PROVIDED TEXT:
□ □ □
# 22 mag for dogs



## BIRDSHOOTER (Jul 18, 2005)

Thinking about getting into prairie dog hunting. Would a .22 mag be enough gun out to 200yds, I know a .223 would be better but more expensive on ammo?

Is there that great of an advantage in having one of those 6x18 powered scopes? or would a 3x9 suffic.


----------



## yote (Jan 3, 2005)

you can get decent .223 ammo cheaper than you can get .22mag cartidges, so from that standpoint i'd definately go with a .223, not only that you can reach out there past 400 yards for some fun prairie dog gunning, as far as the scope goes definately a 6-18 does have the long range capabilities to make a target easier to put the cross hairs on but the gun that i have with the most zoom has a 14x on it and i barely use it. if you are going to be dialing in long range shots then they are nice but there is a greater [email protected] yards on 6 power than on 18x, for those running yotes.


----------



## Bore.224 (Mar 23, 2005)

You can get 50 rounds of .223 for $5.50?


----------



## BIRDSHOOTER (Jul 18, 2005)

What do think the chance is of finding something used in good shape in .223 ?


----------



## mr.trooper (Aug 3, 2004)

At your local Gun shop? VERRY high.


----------



## yote (Jan 3, 2005)

i can get 100 rounds for 11.11 or cheaper depending on if you want steel casing 45gr. hp, 55 gr. hp, 62 gr. SP, maybe it is just in my area but a box of 50 .22mag rounds (speer) is around 7.99. plus .223 is a lot easier to reload and has all kinds of options as far as what you can shoot out of it.


----------



## yote (Jan 3, 2005)
□ □ □
Items drawn from a data source

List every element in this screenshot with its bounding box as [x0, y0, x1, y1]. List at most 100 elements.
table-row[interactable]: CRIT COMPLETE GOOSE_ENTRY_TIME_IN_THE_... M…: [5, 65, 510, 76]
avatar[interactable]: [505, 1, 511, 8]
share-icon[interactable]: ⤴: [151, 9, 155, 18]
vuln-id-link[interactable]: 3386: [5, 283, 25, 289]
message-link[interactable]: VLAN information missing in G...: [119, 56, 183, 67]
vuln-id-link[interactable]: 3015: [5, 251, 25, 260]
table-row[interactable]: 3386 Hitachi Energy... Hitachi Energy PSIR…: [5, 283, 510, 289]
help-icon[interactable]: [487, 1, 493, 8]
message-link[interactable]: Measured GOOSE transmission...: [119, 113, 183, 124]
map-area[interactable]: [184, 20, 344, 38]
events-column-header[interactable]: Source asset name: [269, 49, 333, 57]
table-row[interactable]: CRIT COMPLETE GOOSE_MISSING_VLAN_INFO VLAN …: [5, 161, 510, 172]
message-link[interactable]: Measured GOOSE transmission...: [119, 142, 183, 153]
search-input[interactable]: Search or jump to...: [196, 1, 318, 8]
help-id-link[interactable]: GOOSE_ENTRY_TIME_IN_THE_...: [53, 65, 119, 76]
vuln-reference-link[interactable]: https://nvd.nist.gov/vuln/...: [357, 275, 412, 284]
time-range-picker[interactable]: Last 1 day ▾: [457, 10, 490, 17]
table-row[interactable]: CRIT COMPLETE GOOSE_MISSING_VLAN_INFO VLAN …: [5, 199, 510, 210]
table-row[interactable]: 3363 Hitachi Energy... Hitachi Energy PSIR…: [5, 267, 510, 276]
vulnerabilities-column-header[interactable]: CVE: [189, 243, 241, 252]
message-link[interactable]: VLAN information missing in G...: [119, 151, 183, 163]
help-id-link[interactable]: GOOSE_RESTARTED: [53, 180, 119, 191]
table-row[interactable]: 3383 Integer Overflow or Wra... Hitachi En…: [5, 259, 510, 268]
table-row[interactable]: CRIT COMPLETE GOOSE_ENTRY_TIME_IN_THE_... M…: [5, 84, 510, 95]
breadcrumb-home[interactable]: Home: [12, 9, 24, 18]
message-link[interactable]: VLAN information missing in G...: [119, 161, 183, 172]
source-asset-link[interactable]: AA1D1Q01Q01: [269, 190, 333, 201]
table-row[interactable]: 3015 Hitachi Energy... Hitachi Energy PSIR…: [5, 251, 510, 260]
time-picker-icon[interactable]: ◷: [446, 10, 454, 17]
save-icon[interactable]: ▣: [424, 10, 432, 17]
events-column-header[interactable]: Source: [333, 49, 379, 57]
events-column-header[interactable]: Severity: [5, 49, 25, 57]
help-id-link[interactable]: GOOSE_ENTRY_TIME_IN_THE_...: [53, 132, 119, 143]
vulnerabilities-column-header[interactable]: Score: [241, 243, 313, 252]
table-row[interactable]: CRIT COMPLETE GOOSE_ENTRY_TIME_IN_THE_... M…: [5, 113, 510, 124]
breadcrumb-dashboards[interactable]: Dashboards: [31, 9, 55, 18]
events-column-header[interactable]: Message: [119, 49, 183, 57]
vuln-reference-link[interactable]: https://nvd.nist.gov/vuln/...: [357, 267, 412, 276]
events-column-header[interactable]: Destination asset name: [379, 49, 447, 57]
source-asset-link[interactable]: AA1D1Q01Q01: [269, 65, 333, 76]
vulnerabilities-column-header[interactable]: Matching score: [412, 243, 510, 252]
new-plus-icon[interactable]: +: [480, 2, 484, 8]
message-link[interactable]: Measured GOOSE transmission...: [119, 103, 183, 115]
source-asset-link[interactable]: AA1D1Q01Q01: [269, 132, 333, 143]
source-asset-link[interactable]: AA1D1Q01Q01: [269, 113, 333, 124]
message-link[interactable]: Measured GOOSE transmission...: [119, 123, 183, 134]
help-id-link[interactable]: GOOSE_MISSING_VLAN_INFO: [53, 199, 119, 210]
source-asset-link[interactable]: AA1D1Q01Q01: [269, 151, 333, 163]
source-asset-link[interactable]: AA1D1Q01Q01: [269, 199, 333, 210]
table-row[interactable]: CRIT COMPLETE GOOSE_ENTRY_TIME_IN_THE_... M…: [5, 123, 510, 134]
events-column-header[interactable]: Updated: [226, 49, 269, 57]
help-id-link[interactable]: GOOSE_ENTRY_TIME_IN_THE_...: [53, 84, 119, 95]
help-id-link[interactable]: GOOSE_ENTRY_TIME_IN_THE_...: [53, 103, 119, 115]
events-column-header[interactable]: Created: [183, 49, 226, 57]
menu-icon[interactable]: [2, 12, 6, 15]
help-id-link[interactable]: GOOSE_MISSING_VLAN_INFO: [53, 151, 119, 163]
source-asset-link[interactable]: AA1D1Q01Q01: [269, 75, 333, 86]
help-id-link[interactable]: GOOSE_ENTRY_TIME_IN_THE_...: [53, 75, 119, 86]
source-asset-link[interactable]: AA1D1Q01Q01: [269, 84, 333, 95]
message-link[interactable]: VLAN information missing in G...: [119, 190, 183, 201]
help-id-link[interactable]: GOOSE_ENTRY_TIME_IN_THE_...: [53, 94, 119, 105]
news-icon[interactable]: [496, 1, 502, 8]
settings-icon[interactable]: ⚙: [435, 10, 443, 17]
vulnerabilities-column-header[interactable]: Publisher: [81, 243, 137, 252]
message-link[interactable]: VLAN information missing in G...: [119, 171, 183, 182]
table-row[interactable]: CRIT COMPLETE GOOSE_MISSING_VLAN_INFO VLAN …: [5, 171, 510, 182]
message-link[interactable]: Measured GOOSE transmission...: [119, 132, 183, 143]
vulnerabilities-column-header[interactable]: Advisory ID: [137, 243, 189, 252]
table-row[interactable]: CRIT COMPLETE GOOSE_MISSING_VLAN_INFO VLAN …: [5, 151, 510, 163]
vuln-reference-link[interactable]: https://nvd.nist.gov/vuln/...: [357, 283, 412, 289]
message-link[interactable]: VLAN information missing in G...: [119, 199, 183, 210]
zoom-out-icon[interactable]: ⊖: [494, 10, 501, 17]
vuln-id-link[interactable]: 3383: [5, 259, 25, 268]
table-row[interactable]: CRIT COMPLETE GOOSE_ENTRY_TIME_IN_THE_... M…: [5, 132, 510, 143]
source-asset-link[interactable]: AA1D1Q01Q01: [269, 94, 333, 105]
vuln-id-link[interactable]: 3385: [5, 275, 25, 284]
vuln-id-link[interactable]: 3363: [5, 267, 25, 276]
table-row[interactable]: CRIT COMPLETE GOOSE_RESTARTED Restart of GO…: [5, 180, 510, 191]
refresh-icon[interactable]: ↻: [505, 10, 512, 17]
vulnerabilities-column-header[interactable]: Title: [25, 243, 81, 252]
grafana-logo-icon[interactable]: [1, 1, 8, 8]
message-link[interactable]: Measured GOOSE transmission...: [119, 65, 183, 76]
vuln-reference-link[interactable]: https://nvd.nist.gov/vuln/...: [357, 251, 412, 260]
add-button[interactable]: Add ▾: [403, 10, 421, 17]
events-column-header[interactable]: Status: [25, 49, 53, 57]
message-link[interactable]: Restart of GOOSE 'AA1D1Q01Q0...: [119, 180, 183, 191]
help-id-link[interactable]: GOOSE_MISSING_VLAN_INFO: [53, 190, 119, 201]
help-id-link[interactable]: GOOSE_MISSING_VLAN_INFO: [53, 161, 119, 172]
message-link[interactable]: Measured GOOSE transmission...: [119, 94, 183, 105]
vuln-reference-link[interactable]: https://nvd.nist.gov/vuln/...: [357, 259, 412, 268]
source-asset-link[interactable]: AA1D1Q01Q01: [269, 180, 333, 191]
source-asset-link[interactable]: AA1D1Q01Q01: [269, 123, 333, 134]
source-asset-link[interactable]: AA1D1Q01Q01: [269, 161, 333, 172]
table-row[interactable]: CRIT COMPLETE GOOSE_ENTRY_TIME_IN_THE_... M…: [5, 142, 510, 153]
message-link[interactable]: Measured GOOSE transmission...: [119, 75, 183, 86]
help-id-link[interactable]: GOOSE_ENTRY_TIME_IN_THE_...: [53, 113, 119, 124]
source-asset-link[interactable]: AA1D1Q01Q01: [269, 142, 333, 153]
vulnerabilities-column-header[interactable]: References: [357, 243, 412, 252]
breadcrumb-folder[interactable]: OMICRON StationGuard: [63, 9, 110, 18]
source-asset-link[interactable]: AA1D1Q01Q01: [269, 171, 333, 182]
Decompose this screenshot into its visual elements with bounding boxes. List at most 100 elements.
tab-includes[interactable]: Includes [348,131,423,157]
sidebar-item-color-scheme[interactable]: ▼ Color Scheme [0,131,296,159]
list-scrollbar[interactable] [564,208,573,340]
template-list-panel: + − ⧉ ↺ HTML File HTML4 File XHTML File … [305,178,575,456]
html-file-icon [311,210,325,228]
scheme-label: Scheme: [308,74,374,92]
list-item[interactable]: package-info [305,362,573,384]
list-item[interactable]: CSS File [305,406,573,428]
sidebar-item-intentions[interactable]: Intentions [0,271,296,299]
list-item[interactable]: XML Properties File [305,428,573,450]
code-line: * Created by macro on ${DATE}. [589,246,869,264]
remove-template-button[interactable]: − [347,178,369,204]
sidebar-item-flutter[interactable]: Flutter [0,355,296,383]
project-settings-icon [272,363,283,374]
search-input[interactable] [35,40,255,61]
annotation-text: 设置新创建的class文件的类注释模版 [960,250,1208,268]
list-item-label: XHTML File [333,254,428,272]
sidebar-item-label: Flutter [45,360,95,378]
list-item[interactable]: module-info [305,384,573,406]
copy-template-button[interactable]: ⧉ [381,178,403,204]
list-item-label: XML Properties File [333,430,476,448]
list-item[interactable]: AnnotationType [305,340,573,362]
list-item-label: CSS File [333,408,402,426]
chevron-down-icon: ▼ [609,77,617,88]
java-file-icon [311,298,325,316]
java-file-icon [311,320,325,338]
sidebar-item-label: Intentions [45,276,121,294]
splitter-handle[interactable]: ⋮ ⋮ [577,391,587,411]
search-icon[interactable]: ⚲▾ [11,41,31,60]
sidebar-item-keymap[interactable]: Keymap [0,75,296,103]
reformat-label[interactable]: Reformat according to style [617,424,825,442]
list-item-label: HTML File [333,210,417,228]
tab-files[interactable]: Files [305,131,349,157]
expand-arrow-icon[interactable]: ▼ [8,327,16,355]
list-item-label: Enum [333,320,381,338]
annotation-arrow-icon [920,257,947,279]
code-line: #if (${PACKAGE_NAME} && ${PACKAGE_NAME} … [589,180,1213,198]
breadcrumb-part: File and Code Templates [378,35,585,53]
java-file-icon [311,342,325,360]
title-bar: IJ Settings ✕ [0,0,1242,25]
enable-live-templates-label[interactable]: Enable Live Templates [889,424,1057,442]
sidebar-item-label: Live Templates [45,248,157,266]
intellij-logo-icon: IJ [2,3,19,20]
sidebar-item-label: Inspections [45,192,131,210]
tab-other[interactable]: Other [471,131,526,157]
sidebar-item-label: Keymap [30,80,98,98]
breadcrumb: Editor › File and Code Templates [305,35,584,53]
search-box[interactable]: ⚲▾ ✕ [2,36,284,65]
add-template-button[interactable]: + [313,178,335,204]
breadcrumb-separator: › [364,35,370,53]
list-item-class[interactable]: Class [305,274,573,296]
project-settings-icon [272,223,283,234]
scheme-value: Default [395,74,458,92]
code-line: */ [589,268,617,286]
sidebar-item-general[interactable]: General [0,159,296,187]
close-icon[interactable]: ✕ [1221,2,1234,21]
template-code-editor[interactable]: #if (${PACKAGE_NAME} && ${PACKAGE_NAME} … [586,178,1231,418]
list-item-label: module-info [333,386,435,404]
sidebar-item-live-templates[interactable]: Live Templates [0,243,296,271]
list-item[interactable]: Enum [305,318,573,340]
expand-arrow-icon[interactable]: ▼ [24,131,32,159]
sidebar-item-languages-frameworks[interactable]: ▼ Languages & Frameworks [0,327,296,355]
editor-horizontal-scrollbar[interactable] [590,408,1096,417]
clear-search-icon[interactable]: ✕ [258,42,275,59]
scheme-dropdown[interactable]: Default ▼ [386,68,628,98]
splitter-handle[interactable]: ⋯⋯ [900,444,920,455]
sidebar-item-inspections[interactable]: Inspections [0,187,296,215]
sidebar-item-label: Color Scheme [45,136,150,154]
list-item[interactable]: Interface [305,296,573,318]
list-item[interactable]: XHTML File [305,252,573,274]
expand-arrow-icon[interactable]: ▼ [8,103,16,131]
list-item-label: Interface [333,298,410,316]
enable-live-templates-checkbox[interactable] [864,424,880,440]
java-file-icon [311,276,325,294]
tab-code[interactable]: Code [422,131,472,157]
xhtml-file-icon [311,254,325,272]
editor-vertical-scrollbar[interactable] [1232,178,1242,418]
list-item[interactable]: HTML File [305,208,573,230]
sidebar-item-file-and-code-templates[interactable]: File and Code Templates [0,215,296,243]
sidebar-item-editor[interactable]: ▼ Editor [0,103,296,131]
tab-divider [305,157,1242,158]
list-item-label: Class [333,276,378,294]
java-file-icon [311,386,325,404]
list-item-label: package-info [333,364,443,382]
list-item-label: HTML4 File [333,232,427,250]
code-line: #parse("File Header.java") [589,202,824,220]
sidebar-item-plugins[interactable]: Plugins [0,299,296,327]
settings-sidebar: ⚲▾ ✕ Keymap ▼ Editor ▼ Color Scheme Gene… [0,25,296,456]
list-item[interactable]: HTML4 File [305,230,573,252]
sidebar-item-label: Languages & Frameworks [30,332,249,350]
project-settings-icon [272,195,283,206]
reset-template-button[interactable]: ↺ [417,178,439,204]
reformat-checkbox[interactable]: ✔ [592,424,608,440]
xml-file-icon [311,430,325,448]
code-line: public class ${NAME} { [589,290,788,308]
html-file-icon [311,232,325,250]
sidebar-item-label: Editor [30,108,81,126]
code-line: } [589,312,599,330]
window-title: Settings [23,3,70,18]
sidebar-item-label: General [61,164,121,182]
□ □ □
Reproduce the forum thread on the .22 mag for prairie dogs word for word, from start to finish. These rows have no connection to the forum thread.

# 22 mag for dogs



## BIRDSHOOTER (Jul 18, 2005)

Thinking about getting into prairie dog hunting. Would a .22 mag be enough gun out to 200yds, I know a .223 would be better but more expensive on ammo?

Is there that great of an advantage in having one of those 6x18 powered scopes? or would a 3x9 suffic.


----------



## yote (Jan 3, 2005)

you can get decent .223 ammo cheaper than you can get .22mag cartidges, so from that standpoint i'd definately go with a .223, not only that you can reach out there past 400 yards for some fun prairie dog gunning, as far as the scope goes definately a 6-18 does have the long range capabilities to make a target easier to put the cross hairs on but the gun that i have with the most zoom has a 14x on it and i barely use it. if you are going to be dialing in long range shots then they are nice but there is a greater [email protected] yards on 6 power than on 18x, for those running yotes.


----------



## Bore.224 (Mar 23, 2005)

You can get 50 rounds of .223 for $5.50?


----------



## BIRDSHOOTER (Jul 18, 2005)

What do think the chance is of finding something used in good shape in .223 ?


----------



## mr.trooper (Aug 3, 2004)

At your local Gun shop? VERRY high.


----------



## yote (Jan 3, 2005)

i can get 100 rounds for 11.11 or cheaper depending on if you want steel casing 45gr. hp, 55 gr. hp, 62 gr. SP, maybe it is just in my area but a box of 50 .22mag rounds (speer) is around 7.99. plus .223 is a lot easier to reload and has all kinds of options as far as what you can shoot out of it.


----------



## yote (Jan 3, 2005)